WRITTEN TASK =>
Repeat verbatim the stretch of the growth design excerpt that begins at the words containing "This is a question" and stops after "on the table.".

DOCUMENT EXCERPT =>

This is a question that’s been asked and answered many times, but, tbh, I’ve always held a HOT opinion on this. Designers who design, need to learn how to speak business. Else, you won’t get a seat on the table.
Yes, you heard me, good design is not enough if your executive team doesn’t know how it translates to growth (acquisition, retention, and revenue) metrics. Of course, companies will also need to start understanding the role design plays in growth — this goes both ways. Today’s newsletter features Lex Roman (ex-Gusto, Nissan) and wisdom from Dropbox’s Director of Growth Design, Angel Steger. A huge thank you for advocating for growth design and this mysterious topic. 🙏
Growth has long played a vital role in tech. Most companies have growth leads or growth teams and acknowledge on some level that they need growth expertise in-house to help — grow the company.
Meanwhile, design has been an afterthought in the growth discussion.

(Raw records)
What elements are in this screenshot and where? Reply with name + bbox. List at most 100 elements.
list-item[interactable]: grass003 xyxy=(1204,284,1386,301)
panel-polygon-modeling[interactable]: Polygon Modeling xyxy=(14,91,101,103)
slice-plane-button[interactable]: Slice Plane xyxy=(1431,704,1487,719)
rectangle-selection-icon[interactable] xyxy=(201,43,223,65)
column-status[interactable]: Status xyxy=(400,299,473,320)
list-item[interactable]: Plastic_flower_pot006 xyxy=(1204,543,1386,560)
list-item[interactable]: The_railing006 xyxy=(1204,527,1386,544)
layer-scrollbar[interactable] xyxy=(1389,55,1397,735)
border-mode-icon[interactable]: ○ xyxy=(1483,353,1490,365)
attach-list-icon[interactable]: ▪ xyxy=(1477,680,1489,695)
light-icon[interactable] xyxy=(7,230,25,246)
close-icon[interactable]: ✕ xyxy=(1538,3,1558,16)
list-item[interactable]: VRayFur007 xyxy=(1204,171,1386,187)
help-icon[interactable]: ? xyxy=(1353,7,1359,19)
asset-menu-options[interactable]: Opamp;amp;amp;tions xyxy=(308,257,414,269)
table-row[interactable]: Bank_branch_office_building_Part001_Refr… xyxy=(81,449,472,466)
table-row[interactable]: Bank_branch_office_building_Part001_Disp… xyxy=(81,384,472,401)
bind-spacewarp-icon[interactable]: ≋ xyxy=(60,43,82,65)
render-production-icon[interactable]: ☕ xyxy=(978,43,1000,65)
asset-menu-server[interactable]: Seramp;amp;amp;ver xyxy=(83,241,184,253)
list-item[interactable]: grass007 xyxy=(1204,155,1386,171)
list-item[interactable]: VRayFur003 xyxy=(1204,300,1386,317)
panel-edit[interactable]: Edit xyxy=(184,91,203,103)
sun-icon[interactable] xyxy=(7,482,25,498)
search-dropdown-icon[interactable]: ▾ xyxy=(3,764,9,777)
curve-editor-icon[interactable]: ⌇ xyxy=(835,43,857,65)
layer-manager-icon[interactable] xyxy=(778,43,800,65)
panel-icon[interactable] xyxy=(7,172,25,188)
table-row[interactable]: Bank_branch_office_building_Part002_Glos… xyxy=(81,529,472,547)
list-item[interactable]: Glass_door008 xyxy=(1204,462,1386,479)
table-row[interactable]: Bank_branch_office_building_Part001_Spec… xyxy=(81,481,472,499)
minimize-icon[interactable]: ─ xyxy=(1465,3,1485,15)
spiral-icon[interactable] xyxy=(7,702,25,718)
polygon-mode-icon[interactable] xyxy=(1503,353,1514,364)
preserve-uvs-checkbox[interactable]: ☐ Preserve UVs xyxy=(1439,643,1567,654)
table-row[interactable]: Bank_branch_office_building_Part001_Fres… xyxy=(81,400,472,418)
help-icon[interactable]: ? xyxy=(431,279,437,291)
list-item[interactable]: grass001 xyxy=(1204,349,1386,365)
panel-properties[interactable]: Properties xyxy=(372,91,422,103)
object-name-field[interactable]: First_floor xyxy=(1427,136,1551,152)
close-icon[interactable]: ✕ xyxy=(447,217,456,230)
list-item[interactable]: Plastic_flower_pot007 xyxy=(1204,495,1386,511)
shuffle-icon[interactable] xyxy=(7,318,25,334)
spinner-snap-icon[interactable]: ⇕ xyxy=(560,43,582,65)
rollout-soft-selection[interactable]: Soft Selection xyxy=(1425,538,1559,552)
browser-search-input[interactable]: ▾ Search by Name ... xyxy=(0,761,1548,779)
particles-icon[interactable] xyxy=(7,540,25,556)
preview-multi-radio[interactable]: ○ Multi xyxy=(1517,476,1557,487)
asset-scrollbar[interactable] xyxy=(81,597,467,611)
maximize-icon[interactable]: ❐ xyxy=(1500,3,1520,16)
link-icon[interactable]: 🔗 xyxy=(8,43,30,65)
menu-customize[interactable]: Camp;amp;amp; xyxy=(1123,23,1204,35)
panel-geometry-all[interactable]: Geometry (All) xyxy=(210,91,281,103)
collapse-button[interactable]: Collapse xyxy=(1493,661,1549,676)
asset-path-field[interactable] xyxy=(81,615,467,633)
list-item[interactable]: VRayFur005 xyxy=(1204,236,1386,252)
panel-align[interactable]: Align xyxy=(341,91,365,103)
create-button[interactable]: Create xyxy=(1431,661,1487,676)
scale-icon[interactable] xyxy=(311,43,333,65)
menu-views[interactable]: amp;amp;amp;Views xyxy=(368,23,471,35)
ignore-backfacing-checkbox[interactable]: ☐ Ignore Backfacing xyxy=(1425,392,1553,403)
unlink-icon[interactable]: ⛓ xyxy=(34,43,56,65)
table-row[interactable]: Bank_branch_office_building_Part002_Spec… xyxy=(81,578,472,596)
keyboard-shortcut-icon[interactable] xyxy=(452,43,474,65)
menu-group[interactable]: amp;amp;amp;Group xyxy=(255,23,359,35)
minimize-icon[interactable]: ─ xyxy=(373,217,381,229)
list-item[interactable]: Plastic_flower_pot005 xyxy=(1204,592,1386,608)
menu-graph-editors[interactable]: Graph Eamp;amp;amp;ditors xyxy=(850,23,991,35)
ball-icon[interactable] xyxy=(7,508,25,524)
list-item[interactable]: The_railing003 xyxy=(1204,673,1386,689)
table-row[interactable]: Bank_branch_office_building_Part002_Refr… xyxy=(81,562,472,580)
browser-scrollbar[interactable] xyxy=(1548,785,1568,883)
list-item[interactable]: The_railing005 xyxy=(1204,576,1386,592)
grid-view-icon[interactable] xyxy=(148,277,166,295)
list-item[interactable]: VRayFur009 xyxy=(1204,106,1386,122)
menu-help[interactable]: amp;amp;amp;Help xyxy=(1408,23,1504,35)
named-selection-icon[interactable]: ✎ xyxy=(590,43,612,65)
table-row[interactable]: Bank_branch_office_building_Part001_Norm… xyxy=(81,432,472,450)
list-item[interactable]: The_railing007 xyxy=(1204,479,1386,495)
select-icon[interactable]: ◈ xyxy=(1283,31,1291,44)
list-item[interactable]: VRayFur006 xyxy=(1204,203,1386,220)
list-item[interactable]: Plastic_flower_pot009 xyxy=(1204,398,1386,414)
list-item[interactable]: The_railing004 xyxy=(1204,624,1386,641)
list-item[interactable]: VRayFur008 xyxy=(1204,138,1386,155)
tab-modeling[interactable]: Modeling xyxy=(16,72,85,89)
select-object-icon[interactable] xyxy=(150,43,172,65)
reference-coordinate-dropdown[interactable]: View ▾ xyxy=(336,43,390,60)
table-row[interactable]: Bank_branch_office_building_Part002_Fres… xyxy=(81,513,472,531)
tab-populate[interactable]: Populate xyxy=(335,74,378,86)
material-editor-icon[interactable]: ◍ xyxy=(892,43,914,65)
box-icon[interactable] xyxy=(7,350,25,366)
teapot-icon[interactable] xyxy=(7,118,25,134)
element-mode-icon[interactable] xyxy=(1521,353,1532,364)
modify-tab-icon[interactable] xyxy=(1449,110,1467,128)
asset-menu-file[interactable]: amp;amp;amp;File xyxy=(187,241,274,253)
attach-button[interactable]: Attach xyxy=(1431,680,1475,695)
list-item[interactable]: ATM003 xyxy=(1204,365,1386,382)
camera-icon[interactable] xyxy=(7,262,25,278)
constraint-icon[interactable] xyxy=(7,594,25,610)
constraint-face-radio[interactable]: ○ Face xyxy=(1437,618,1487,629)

OUTPUT OF THE EXERCISE =>
This is a question that’s been asked and answered many times, but, tbh, I’ve always held a HOT opinion on this. Designers who design, need to learn how to speak business. Else, you won’t get a seat on the table.